# Problem details
Collect each line containing "Delicious".

# Provided material

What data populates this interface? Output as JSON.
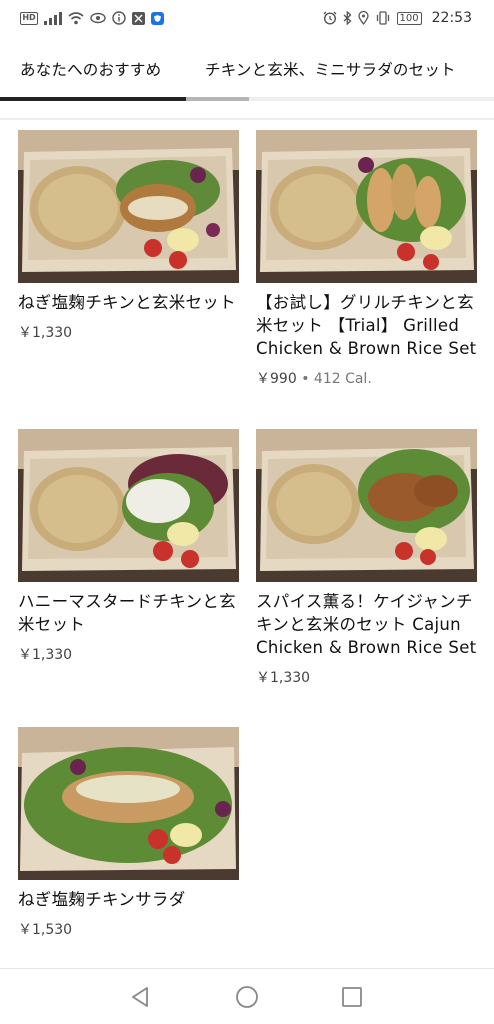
{
  "status_bar": {
    "left_icons": [
      "hd-icon",
      "signal-icon",
      "wifi-icon",
      "eye-icon",
      "info-icon",
      "app-icon",
      "shield-app-icon"
    ],
    "hd_label": "HD",
    "battery": "100",
    "time": "22:53"
  },
  "tabs": [
    {
      "label": "あなたへのおすすめ"
    },
    {
      "label": "チキンと玄米、ミニサラダのセット"
    }
  ],
  "items": [
    {
      "name": "ねぎ塩麹チキンと玄米セット",
      "price": "￥1,330",
      "calories": ""
    },
    {
      "name": "【お試し】グリルチキンと玄米セット 【Trial】 Grilled Chicken & Brown Rice Set",
      "price": "￥990",
      "calories": "412 Cal."
    },
    {
      "name": "ハニーマスタードチキンと玄米セット",
      "price": "￥1,330",
      "calories": ""
    },
    {
      "name": "スパイス薫る！ケイジャンチキンと玄米のセット Cajun Chicken & Brown Rice Set",
      "price": "￥1,330",
      "calories": ""
    },
    {
      "name": "ねぎ塩麹チキンサラダ",
      "price": "￥1,530",
      "calories": ""
    }
  ],
  "separator": "•",
  "nav": {
    "back_icon": "back-triangle-icon",
    "home_icon": "home-circle-icon",
    "recent_icon": "recent-square-icon"
  }
}
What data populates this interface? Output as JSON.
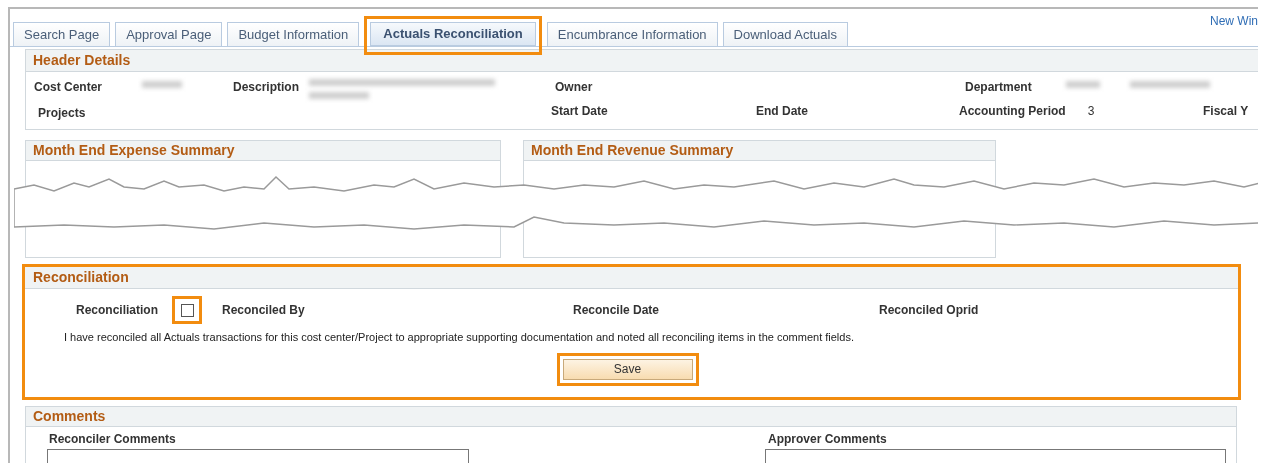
{
  "new_window_link": "New Win",
  "tabs": [
    {
      "label": "Search Page",
      "selected": false,
      "highlighted": false
    },
    {
      "label": "Approval Page",
      "selected": false,
      "highlighted": false
    },
    {
      "label": "Budget Information",
      "selected": false,
      "highlighted": false
    },
    {
      "label": "Actuals Reconciliation",
      "selected": true,
      "highlighted": true
    },
    {
      "label": "Encumbrance Information",
      "selected": false,
      "highlighted": false
    },
    {
      "label": "Download Actuals",
      "selected": false,
      "highlighted": false
    }
  ],
  "header_details": {
    "title": "Header Details",
    "row_1": [
      {
        "label": "Cost Center",
        "blurred": true
      },
      {
        "label": "Description",
        "blurred": true
      },
      {
        "label": "Owner",
        "blurred": false
      },
      {
        "label": "Department",
        "blurred": true
      }
    ],
    "row_2": [
      {
        "label": "Projects"
      },
      {
        "label": "Start Date"
      },
      {
        "label": "End Date"
      },
      {
        "label": "Accounting Period",
        "value": "3"
      },
      {
        "label": "Fiscal Y"
      }
    ]
  },
  "expense_summary": {
    "title": "Month End Expense Summary"
  },
  "revenue_summary": {
    "title": "Month End Revenue Summary"
  },
  "reconciliation": {
    "title": "Reconciliation",
    "highlighted": true,
    "checkbox": {
      "label": "Reconciliation",
      "checked": false,
      "highlighted": true
    },
    "labels": [
      "Reconciled By",
      "Reconcile Date",
      "Reconciled Oprid"
    ],
    "statement": "I have reconciled all Actuals transactions for this cost center/Project to appropriate supporting documentation and noted all reconciling items in the comment fields.",
    "save_button": {
      "label": "Save",
      "highlighted": true
    }
  },
  "comments": {
    "title": "Comments",
    "fields": [
      {
        "label": "Reconciler Comments"
      },
      {
        "label": "Approver Comments"
      }
    ]
  }
}
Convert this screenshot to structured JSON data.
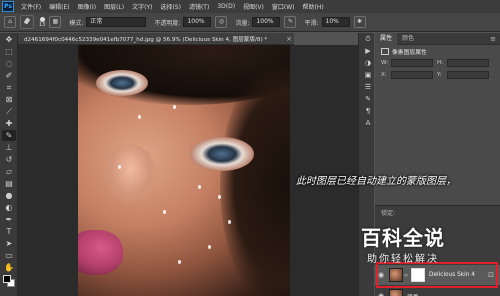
{
  "menubar": {
    "logo": "Ps",
    "items": [
      "文件(F)",
      "编辑(E)",
      "图像(I)",
      "图层(L)",
      "文字(Y)",
      "选择(S)",
      "滤镜(T)",
      "3D(D)",
      "视图(V)",
      "窗口(W)",
      "帮助(H)"
    ]
  },
  "options": {
    "brush_size": "13",
    "mode_label": "模式:",
    "mode_value": "正常",
    "opacity_label": "不透明度:",
    "opacity_value": "100%",
    "flow_label": "流量:",
    "flow_value": "100%",
    "smooth_label": "平滑:",
    "smooth_value": "10%"
  },
  "document": {
    "tab_title": "d2461694f0c0446c52339e041efb7077_hd.jpg @ 56.9% (Delicious Skin 4, 图层蒙版/8) *",
    "close_glyph": "×"
  },
  "panel": {
    "tabs": [
      "属性",
      "颜色"
    ],
    "properties_title": "像素图层属性",
    "fields": [
      {
        "label": "W:",
        "label2": "H:"
      },
      {
        "label": "X:",
        "label2": "Y:"
      }
    ]
  },
  "layers": {
    "lock_label": "锁定:",
    "rows": [
      {
        "name": "Delicious Skin 4",
        "selected": true
      },
      {
        "name": "背景",
        "selected": false
      }
    ]
  },
  "annotation": "此时图层已经自动建立的蒙版图层，",
  "watermark": {
    "title": "百科全说",
    "subtitle": "助你轻松解决"
  },
  "colors": {
    "highlight_box": "#e0202a",
    "ui_dark": "#3c3c3c"
  }
}
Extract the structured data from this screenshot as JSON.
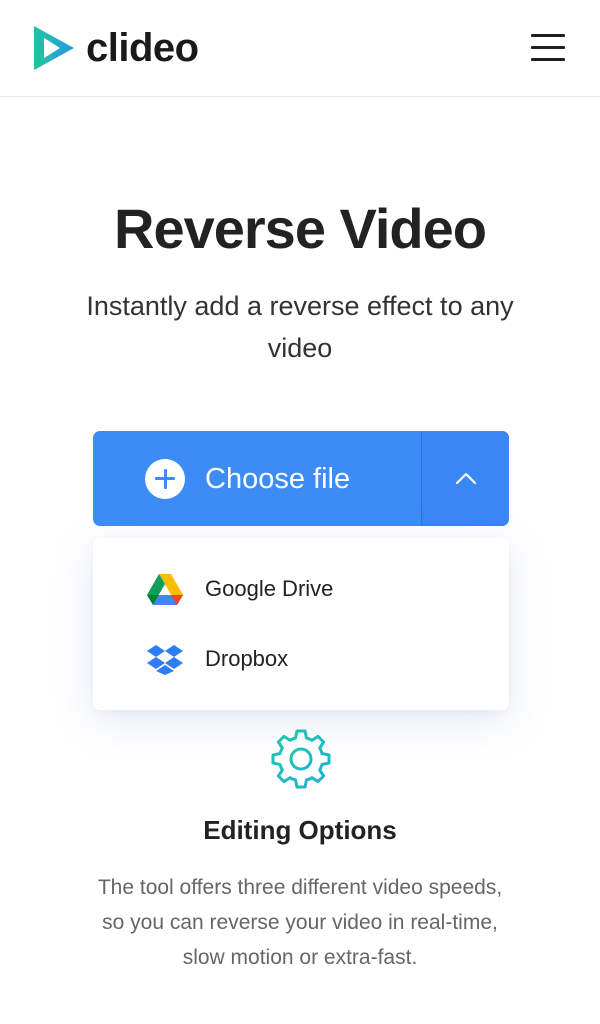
{
  "header": {
    "logo_text": "clideo",
    "menu_icon": "hamburger-menu-icon"
  },
  "hero": {
    "title": "Reverse Video",
    "subtitle": "Instantly add a reverse effect to any video"
  },
  "upload": {
    "choose_label": "Choose file",
    "plus_icon": "plus-circle-icon",
    "toggle_icon": "chevron-up-icon",
    "button_color": "#3d8cf6"
  },
  "dropdown": {
    "items": [
      {
        "label": "Google Drive",
        "icon": "google-drive-icon"
      },
      {
        "label": "Dropbox",
        "icon": "dropbox-icon"
      }
    ]
  },
  "editing": {
    "icon": "gear-icon",
    "title": "Editing Options",
    "description": "The tool offers three different video speeds, so you can reverse your video in real-time, slow motion or extra-fast."
  }
}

# Completed task
    "tab_title": "d2461694f0c0446c52339e041efb7077_hd.jpg @ 56.9% (Delicious Skin 4, 图层蒙版/8) *",
        "name": "Delicious Skin 4",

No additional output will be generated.